GOAL OF THE EXERCISE ->
Copy the passage about Nathan Myhrvold word for word, from "A diagram from" to "many other attributes.".

TEXT BLOCK ->
►
Myhrvold's 'consumer computer' vision in 1991, as published by Men's Journal.
Myhrvold's 'consumer computer' vision in 1991, as published by Men's Journal.

A diagram from 1991, published by Men’s Journal, shows what appears to be a sophisticated mockup of a smart phone, and it comes as no surprise that it was from the deep and mysterious vaults of Nathan Myhrvold, ex-Microsoft tech chief.

Myhrvold has been in the news quite a bit in the past year – This American Life raked him over the coals in its long, thorough investigation of patent trolling; and then he received a tremendous amount of coverage for his esoteric and expensive cookbooks.

In its long article on Myhrvold, Men’s Journal explored the motivations and insights of the Seattle genius who founded Intellectual Ventures, studied astrophysics with Stephen Hawking and who has a giant Tyrannasaurus rex skeleton at his home, among many other attributes.
◄
PROVIDED DATA ->
►
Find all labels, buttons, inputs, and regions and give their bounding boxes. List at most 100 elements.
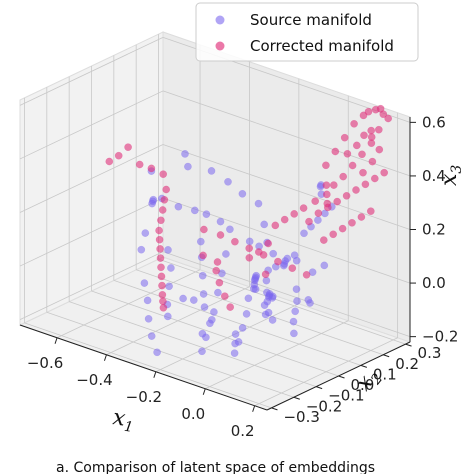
◄
THE RESPONSE ->
A diagram from 1991, published by Men’s Journal, shows what appears to be a sophisticated mockup of a smart phone, and it comes as no surprise that it was from the deep and mysterious vaults of Nathan Myhrvold, ex-Microsoft tech chief.

Myhrvold has been in the news quite a bit in the past year – This American Life raked him over the coals in its long, thorough investigation of patent trolling; and then he received a tremendous amount of coverage for his esoteric and expensive cookbooks.

In its long article on Myhrvold, Men’s Journal explored the motivations and insights of the Seattle genius who founded Intellectual Ventures, studied astrophysics with Stephen Hawking and who has a giant Tyrannasaurus rex skeleton at his home, among many other attributes.